- [WHAT IS REQUIRED]: Output the records below in full, word for word; pictures do not belong in it.

### DATA UNDER STUDY ###

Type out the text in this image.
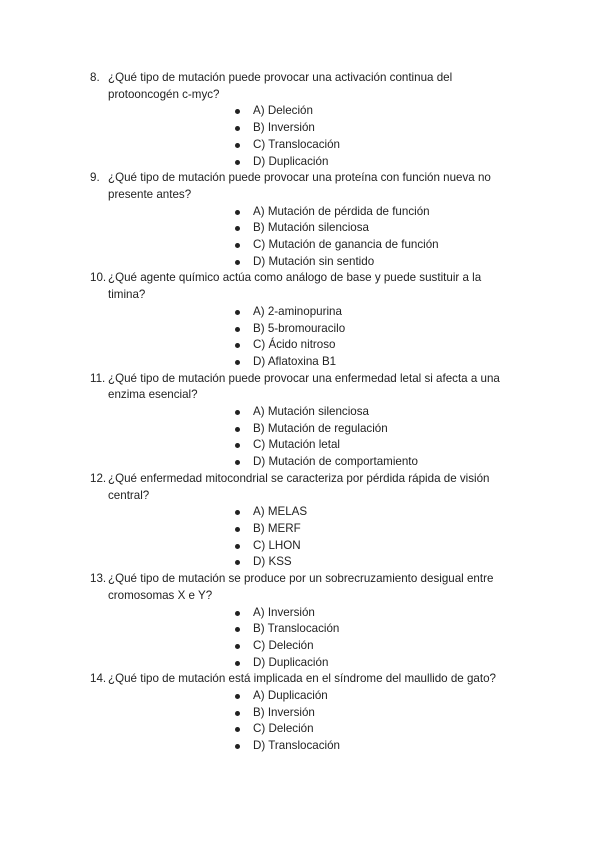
8. ¿Qué tipo de mutación puede provocar una activación continua del protooncogén c-myc?
A) Deleción
B) Inversión
C) Translocación
D) Duplicación
9. ¿Qué tipo de mutación puede provocar una proteína con función nueva no presente antes?
A) Mutación de pérdida de función
B) Mutación silenciosa
C) Mutación de ganancia de función
D) Mutación sin sentido
10. ¿Qué agente químico actúa como análogo de base y puede sustituir a la timina?
A) 2-aminopurina
B) 5-bromouracilo
C) Ácido nitroso
D) Aflatoxina B1
11. ¿Qué tipo de mutación puede provocar una enfermedad letal si afecta a una enzima esencial?
A) Mutación silenciosa
B) Mutación de regulación
C) Mutación letal
D) Mutación de comportamiento
12. ¿Qué enfermedad mitocondrial se caracteriza por pérdida rápida de visión central?
A) MELAS
B) MERF
C) LHON
D) KSS
13. ¿Qué tipo de mutación se produce por un sobrecruzamiento desigual entre cromosomas X e Y?
A) Inversión
B) Translocación
C) Deleción
D) Duplicación
14. ¿Qué tipo de mutación está implicada en el síndrome del maullido de gato?
A) Duplicación
B) Inversión
C) Deleción
D) Translocación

###

- [OUTPUT FOR THIS TASK]:
Type out the text in this image.
8. ¿Qué tipo de mutación puede provocar una activación continua del protooncogén c-myc?
A) Deleción
B) Inversión
C) Translocación
D) Duplicación
9. ¿Qué tipo de mutación puede provocar una proteína con función nueva no presente antes?
A) Mutación de pérdida de función
B) Mutación silenciosa
C) Mutación de ganancia de función
D) Mutación sin sentido
10. ¿Qué agente químico actúa como análogo de base y puede sustituir a la timina?
A) 2-aminopurina
B) 5-bromouracilo
C) Ácido nitroso
D) Aflatoxina B1
11. ¿Qué tipo de mutación puede provocar una enfermedad letal si afecta a una enzima esencial?
A) Mutación silenciosa
B) Mutación de regulación
C) Mutación letal
D) Mutación de comportamiento
12. ¿Qué enfermedad mitocondrial se caracteriza por pérdida rápida de visión central?
A) MELAS
B) MERF
C) LHON
D) KSS
13. ¿Qué tipo de mutación se produce por un sobrecruzamiento desigual entre cromosomas X e Y?
A) Inversión
B) Translocación
C) Deleción
D) Duplicación
14. ¿Qué tipo de mutación está implicada en el síndrome del maullido de gato?
A) Duplicación
B) Inversión
C) Deleción
D) Translocación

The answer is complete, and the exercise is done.